_What you have to do:_ Gather all lines in the entries below that include the word "孔洞面积".

((

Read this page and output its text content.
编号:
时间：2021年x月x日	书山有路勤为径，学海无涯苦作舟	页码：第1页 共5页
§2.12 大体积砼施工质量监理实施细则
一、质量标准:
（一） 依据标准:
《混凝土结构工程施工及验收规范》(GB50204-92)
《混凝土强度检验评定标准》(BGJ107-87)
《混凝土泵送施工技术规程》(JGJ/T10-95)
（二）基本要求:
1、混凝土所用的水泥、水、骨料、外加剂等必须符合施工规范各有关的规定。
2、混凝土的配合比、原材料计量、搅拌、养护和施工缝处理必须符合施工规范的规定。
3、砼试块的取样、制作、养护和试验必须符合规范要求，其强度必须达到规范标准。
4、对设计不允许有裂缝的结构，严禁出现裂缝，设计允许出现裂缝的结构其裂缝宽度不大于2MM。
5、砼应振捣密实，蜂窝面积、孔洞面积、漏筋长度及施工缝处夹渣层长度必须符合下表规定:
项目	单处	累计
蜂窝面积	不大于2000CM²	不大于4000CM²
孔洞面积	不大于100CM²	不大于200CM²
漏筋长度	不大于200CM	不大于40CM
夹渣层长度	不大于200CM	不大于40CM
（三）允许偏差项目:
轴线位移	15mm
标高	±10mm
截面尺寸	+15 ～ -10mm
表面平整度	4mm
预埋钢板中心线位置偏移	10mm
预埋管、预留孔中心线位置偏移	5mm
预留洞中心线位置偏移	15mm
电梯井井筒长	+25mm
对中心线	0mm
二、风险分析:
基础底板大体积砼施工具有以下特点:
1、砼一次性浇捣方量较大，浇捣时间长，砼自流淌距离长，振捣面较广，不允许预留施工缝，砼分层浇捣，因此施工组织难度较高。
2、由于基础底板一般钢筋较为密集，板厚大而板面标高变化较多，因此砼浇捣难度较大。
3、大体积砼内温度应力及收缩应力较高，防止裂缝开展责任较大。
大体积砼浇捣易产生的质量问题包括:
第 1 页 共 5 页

))
((

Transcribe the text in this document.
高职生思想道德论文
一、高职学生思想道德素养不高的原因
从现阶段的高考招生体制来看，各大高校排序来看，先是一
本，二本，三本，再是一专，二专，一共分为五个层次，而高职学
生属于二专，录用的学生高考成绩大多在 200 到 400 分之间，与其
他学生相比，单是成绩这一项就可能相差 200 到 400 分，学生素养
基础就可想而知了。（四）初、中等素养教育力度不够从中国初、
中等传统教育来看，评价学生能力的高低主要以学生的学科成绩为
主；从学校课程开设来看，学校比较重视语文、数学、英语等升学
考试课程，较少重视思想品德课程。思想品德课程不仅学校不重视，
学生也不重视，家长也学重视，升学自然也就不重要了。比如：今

))

_The response:_
5、砼应振捣密实，蜂窝面积、孔洞面积、漏筋长度及施工缝处夹渣层长度必须符合下表规定:
孔洞面积	不大于100CM²	不大于200CM²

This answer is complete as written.